**YOUR OBJECTIVE:** Reproduce the records below in full and without edits, omitting images.

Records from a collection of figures
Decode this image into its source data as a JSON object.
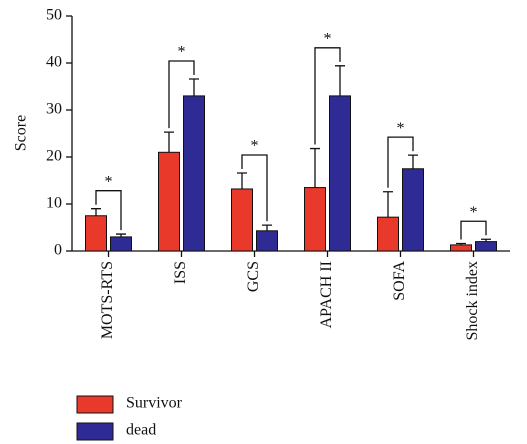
{
  "chart_data": {
    "type": "bar",
    "y_label": "Score",
    "categories": [
      "MOTS-RTS",
      "ISS",
      "GCS",
      "APACH II",
      "SOFA",
      "Shock index"
    ],
    "series": [
      {
        "name": "Survivor",
        "color": "#e8392a",
        "values": [
          7.5,
          21,
          13.2,
          13.5,
          7.2,
          1.3
        ],
        "errors": [
          1.5,
          4.3,
          3.4,
          8.3,
          5.4,
          0.3
        ]
      },
      {
        "name": "dead",
        "color": "#2f2b95",
        "values": [
          3.0,
          33,
          4.3,
          33,
          17.5,
          2.0
        ],
        "errors": [
          0.6,
          3.6,
          1.2,
          6.4,
          2.9,
          0.5
        ]
      }
    ],
    "significance": [
      "*",
      "*",
      "*",
      "*",
      "*",
      "*"
    ],
    "ylim": [
      0,
      50
    ],
    "yticks": [
      0,
      10,
      20,
      30,
      40,
      50
    ]
  }
}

**OUTPUT:**
Decode this image into its source data as a JSON object.
{
  "chart_data": {
    "type": "bar",
    "y_label": "Score",
    "categories": [
      "MOTS-RTS",
      "ISS",
      "GCS",
      "APACH II",
      "SOFA",
      "Shock index"
    ],
    "series": [
      {
        "name": "Survivor",
        "color": "#e8392a",
        "values": [
          7.5,
          21,
          13.2,
          13.5,
          7.2,
          1.3
        ],
        "errors": [
          1.5,
          4.3,
          3.4,
          8.3,
          5.4,
          0.3
        ]
      },
      {
        "name": "dead",
        "color": "#2f2b95",
        "values": [
          3.0,
          33,
          4.3,
          33,
          17.5,
          2.0
        ],
        "errors": [
          0.6,
          3.6,
          1.2,
          6.4,
          2.9,
          0.5
        ]
      }
    ],
    "significance": [
      "*",
      "*",
      "*",
      "*",
      "*",
      "*"
    ],
    "ylim": [
      0,
      50
    ],
    "yticks": [
      0,
      10,
      20,
      30,
      40,
      50
    ]
  }
}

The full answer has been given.